_EXERCISE TASKS_
- A) From the post on the logic of the apology, list the entities named as examples of a perpetrator that remains one and the same.
- B) Rewrite the part of the post on the logic of the apology that opens with the words containing "The flipside of" and closes with "of previous generations?", replacing "entity" with "body".

[Start of QUOTED TEXT]

Tuesday, March 27, 2007

The logic of the apology

Toyin Agbetu, a human rights activist, held up a commemorative service marking the end of slavery 200 years ago earlier today. Toyin shouted that the Prime Minister should apologise, just a few metres away from the Queen. He was led out and then arrested. The Very Reverend Blair shook his head, with a pained expression etched across his face.

The issue of issuing apologies for crimes from previous generations is a difficult one, not least because prima facie, the logic of the apology is that it is the perpetrator and only the perpetrator who can apologise for any committed action. Of course, if the action is in recent history, then one can justify accepting an apology by a representative, specifically a representative delegated to do so by the perpetrator. However, when the perpetrators are long dead, it is not possible for any apology to issue forth in this way. More to the point, an apology from someone not directly responsible or delegated runs the risk of sounding trite - something said to quiesce, to stifle or to silence as a superficial gesture, rather than a genuine act of contrition.

The flipside of the argument is that the perpetrator remains one and the same entity: the Anglican Church, Parliament, the British Government and so on. In addition, one need not necessarily be delegated to apologise; apologising on behalf of someone is an act that may originate in the representative rather than the perpetrator, just as the family of a murderer may want to apologise to the bereaved. If one can apologise on behalf of someone else - even against their wishes - then why can one not apologise on behalf of previous generations?

[End of QUOTED TEXT]
[Start of SUPPLIED INFORMATION]

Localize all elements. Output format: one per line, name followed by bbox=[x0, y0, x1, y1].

[End of SUPPLIED INFORMATION]
[Start of SUPPLIED INFORMATION]

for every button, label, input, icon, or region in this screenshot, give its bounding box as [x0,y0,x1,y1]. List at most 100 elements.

[End of SUPPLIED INFORMATION]

_FINAL RESULTS_
- A)
- the Anglican Church
- Parliament
- the British Government

- B)
The flipside of the argument is that the perpetrator remains one and the same body: the Anglican Church, Parliament, the British Government and so on. In addition, one need not necessarily be delegated to apologise; apologising on behalf of someone is an act that may originate in the representative rather than the perpetrator, just as the family of a murderer may want to apologise to the bereaved. If one can apologise on behalf of someone else - even against their wishes - then why can one not apologise on behalf of previous generations?